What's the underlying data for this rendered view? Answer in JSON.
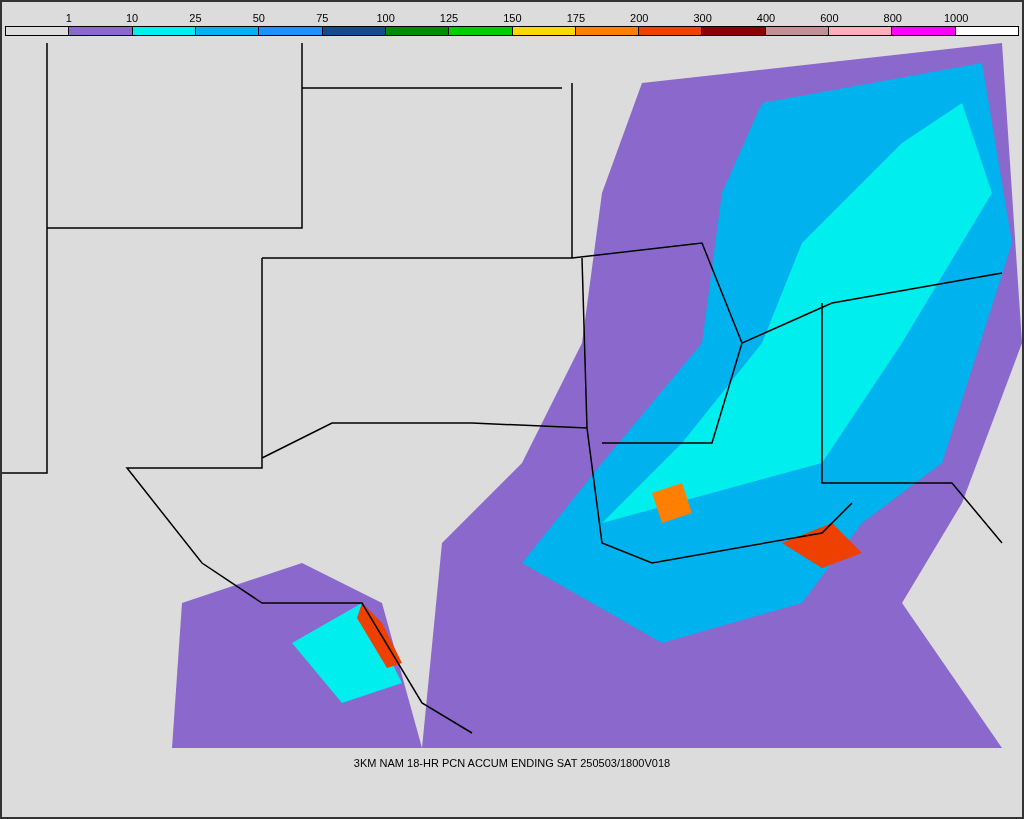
{
  "legend": {
    "labels": [
      "1",
      "10",
      "25",
      "50",
      "75",
      "100",
      "125",
      "150",
      "175",
      "200",
      "300",
      "400",
      "600",
      "800",
      "1000"
    ],
    "swatches": [
      {
        "color": "#dcdcdc"
      },
      {
        "color": "#8b68cc"
      },
      {
        "color": "#00eeee"
      },
      {
        "color": "#00b2ee"
      },
      {
        "color": "#1e90ff"
      },
      {
        "color": "#104e8b"
      },
      {
        "color": "#008b00"
      },
      {
        "color": "#00cd00"
      },
      {
        "color": "#ffd700"
      },
      {
        "color": "#ff7f00"
      },
      {
        "color": "#ee4000"
      },
      {
        "color": "#8b0000"
      },
      {
        "color": "#c48e96"
      },
      {
        "color": "#ffaeb9"
      },
      {
        "color": "#ff00ff"
      },
      {
        "color": "#ffffff"
      }
    ]
  },
  "caption": "3KM NAM 18-HR PCN ACCUM ENDING SAT 250503/1800V018"
}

+++++

Objective — What you return should match the records above word for word, minus the pictures.

Full answer —
What's the underlying data for this rendered view? Answer in JSON.
{
  "legend": {
    "labels": [
      "1",
      "10",
      "25",
      "50",
      "75",
      "100",
      "125",
      "150",
      "175",
      "200",
      "300",
      "400",
      "600",
      "800",
      "1000"
    ],
    "swatches": [
      {
        "color": "#dcdcdc"
      },
      {
        "color": "#8b68cc"
      },
      {
        "color": "#00eeee"
      },
      {
        "color": "#00b2ee"
      },
      {
        "color": "#1e90ff"
      },
      {
        "color": "#104e8b"
      },
      {
        "color": "#008b00"
      },
      {
        "color": "#00cd00"
      },
      {
        "color": "#ffd700"
      },
      {
        "color": "#ff7f00"
      },
      {
        "color": "#ee4000"
      },
      {
        "color": "#8b0000"
      },
      {
        "color": "#c48e96"
      },
      {
        "color": "#ffaeb9"
      },
      {
        "color": "#ff00ff"
      },
      {
        "color": "#ffffff"
      }
    ]
  },
  "caption": "3KM NAM 18-HR PCN ACCUM ENDING SAT 250503/1800V018"
}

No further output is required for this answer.